### EXERCISE TASK
Can you copy out, word for word, the rows from the very first one through the row containing "figure-ref: 3c xyxy=(118,636,142,657)", both ends included?
═════ RECORD EXCERPTS ═════
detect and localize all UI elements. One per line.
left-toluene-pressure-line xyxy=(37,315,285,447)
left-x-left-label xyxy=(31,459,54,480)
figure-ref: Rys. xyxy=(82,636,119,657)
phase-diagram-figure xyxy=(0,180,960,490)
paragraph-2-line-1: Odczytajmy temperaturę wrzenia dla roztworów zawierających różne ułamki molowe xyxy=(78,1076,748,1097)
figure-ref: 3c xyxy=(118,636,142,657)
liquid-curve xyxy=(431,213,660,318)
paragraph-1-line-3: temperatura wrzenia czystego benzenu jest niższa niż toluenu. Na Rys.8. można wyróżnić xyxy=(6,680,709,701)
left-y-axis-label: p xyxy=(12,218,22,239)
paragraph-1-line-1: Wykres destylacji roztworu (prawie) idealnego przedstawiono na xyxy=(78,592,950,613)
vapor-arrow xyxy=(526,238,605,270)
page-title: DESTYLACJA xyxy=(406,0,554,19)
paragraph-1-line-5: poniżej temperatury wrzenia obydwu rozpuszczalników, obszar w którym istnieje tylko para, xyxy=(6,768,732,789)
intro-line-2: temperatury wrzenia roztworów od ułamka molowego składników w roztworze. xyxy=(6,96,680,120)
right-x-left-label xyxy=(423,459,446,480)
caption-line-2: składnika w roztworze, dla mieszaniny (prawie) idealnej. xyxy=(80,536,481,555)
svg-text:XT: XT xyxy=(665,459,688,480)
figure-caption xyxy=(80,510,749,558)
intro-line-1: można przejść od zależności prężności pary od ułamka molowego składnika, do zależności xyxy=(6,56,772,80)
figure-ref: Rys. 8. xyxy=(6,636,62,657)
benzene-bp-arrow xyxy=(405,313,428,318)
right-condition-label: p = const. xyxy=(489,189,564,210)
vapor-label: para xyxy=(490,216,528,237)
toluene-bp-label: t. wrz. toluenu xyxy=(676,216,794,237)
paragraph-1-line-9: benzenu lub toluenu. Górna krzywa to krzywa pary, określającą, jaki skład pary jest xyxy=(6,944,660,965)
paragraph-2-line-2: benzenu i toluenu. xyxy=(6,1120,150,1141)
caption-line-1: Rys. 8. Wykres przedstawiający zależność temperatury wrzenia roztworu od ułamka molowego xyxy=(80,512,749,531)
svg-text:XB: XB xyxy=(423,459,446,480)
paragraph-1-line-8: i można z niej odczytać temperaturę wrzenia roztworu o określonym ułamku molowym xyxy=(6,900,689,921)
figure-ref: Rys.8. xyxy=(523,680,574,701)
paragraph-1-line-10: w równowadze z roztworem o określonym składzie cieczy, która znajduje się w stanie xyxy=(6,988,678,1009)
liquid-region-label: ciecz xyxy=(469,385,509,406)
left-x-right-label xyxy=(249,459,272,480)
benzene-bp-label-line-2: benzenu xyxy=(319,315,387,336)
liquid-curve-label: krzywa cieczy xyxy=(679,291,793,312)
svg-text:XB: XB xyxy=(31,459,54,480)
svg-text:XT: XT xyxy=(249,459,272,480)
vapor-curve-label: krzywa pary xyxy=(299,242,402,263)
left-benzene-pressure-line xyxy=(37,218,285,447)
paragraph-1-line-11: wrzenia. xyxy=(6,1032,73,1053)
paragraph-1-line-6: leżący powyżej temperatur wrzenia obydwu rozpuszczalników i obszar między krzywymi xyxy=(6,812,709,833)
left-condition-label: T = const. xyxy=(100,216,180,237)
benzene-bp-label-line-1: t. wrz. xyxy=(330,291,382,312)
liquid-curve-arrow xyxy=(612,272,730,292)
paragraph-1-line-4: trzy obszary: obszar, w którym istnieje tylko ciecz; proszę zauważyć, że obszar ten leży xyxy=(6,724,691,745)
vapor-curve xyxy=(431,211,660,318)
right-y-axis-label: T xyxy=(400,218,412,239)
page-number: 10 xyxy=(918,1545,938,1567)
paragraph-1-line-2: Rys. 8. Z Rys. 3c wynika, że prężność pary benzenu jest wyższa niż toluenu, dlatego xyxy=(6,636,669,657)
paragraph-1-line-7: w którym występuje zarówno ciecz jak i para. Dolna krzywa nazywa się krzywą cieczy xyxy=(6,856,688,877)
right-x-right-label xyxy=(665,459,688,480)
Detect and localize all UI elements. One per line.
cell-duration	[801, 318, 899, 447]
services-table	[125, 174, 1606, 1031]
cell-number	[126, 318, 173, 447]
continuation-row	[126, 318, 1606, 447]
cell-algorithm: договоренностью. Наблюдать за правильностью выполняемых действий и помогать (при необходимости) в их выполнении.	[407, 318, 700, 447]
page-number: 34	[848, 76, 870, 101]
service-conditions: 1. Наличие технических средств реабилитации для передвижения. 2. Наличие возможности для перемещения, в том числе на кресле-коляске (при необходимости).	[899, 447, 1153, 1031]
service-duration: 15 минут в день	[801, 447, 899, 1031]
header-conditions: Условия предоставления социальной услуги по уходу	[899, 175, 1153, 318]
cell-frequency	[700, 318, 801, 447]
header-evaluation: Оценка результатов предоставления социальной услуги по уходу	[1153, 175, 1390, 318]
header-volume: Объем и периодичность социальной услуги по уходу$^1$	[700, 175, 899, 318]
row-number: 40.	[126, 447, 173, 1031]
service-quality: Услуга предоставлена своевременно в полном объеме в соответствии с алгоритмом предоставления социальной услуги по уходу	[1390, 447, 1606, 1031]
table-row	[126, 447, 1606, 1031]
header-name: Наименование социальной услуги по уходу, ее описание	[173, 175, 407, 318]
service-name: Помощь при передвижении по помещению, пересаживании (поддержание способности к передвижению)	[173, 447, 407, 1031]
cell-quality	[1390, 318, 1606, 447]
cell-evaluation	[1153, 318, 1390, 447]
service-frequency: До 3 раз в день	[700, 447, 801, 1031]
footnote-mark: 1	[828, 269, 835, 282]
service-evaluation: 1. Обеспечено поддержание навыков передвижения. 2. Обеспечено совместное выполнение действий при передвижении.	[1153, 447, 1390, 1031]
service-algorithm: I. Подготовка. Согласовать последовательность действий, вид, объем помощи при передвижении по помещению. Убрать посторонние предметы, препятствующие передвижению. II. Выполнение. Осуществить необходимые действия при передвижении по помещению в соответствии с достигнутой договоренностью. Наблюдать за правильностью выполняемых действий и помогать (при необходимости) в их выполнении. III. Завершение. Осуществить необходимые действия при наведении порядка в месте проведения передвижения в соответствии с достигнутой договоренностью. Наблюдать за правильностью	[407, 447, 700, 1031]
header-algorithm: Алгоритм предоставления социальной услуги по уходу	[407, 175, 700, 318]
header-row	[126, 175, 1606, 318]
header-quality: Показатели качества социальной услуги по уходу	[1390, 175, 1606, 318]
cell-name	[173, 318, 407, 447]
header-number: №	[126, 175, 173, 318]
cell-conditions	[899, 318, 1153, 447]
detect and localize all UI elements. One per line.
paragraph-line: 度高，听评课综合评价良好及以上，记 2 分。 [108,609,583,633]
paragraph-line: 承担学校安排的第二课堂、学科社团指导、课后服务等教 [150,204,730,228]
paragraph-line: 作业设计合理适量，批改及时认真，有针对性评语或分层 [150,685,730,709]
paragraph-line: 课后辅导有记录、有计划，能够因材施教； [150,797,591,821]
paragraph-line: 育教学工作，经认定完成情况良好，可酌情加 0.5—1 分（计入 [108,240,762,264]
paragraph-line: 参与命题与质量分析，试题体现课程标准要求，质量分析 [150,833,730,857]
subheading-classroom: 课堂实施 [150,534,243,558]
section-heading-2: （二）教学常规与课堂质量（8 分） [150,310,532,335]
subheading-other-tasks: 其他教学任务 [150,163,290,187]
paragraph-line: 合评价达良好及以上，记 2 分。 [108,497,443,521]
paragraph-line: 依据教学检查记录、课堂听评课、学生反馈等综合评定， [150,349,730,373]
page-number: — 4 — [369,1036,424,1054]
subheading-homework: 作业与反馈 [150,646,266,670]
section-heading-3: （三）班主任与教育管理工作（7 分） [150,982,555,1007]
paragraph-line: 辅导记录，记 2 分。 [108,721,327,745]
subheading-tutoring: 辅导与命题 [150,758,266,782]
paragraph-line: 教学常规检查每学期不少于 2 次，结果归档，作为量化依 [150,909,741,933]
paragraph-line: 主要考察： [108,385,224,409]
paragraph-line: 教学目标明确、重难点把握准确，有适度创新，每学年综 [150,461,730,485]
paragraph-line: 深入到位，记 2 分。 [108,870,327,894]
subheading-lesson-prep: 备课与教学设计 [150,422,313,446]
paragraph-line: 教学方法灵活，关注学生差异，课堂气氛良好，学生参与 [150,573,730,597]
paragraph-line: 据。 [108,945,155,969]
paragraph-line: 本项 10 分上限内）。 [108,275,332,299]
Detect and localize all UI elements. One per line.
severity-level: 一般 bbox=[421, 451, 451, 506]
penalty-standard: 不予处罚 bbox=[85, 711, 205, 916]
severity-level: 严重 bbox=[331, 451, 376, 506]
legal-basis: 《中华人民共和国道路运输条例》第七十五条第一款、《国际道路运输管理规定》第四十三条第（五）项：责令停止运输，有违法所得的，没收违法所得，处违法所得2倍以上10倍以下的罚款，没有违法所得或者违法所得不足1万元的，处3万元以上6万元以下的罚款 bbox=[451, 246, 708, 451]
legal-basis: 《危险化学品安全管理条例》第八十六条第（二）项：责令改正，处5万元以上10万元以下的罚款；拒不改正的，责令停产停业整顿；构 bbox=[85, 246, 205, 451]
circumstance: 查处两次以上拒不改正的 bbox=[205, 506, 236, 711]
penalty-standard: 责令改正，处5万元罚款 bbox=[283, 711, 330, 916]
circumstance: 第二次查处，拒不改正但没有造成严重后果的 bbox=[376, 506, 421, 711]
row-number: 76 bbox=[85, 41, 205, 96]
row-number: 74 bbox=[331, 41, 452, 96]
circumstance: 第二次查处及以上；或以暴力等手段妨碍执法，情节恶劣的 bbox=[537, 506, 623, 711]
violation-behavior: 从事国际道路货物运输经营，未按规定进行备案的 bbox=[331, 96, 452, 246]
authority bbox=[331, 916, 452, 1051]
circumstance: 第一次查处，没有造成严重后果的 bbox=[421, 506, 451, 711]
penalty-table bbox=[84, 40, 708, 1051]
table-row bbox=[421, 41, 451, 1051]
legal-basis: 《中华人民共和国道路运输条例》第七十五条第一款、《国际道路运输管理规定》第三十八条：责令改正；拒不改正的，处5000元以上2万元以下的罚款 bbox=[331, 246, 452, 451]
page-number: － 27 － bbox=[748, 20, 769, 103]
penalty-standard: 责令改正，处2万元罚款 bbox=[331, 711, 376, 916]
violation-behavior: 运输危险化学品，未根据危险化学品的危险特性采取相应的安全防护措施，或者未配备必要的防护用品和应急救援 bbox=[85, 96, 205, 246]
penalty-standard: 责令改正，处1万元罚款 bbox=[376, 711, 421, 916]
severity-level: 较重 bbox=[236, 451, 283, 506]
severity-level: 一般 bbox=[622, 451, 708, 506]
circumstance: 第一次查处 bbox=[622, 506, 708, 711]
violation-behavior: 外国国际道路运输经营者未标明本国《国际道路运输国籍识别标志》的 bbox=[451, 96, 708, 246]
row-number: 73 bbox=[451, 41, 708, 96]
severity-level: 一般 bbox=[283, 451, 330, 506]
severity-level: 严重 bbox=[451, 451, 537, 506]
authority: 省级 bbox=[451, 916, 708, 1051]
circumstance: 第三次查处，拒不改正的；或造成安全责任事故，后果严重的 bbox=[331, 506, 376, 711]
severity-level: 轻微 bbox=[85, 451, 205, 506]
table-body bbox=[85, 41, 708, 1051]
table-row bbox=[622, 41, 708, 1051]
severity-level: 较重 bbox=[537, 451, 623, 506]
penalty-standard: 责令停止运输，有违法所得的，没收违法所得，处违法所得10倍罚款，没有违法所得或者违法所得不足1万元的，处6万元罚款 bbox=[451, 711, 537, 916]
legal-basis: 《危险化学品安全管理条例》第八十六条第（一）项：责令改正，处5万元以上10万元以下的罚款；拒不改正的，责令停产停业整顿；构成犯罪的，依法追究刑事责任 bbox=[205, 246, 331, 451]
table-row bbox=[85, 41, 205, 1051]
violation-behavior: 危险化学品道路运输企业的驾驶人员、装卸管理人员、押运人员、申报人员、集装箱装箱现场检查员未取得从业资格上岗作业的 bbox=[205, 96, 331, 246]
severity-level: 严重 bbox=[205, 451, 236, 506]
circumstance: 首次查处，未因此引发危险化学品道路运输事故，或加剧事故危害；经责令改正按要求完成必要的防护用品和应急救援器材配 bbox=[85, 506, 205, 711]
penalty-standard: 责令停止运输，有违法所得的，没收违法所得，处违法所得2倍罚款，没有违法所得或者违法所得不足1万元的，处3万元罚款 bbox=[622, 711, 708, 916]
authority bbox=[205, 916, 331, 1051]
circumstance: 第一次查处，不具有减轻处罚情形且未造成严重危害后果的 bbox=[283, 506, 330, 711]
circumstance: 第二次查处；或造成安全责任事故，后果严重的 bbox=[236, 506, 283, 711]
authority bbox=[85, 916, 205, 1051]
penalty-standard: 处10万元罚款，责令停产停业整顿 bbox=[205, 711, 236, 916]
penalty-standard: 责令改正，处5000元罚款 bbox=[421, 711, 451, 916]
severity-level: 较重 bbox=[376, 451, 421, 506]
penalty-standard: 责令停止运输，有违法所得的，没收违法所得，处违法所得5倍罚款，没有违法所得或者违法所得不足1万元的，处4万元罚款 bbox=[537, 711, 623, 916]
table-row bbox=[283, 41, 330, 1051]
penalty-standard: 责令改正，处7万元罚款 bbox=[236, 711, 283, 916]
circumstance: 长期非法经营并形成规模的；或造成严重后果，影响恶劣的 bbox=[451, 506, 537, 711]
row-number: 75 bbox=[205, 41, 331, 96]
═════
### RESULT BELOW
detect and localize all UI elements. One per line.
left-toluene-pressure-line xyxy=(37,315,285,447)
left-x-left-label xyxy=(31,459,54,480)
figure-ref: Rys. xyxy=(82,636,119,657)
phase-diagram-figure xyxy=(0,180,960,490)
paragraph-2-line-1: Odczytajmy temperaturę wrzenia dla roztworów zawierających różne ułamki molowe xyxy=(78,1076,748,1097)
figure-ref: 3c xyxy=(118,636,142,657)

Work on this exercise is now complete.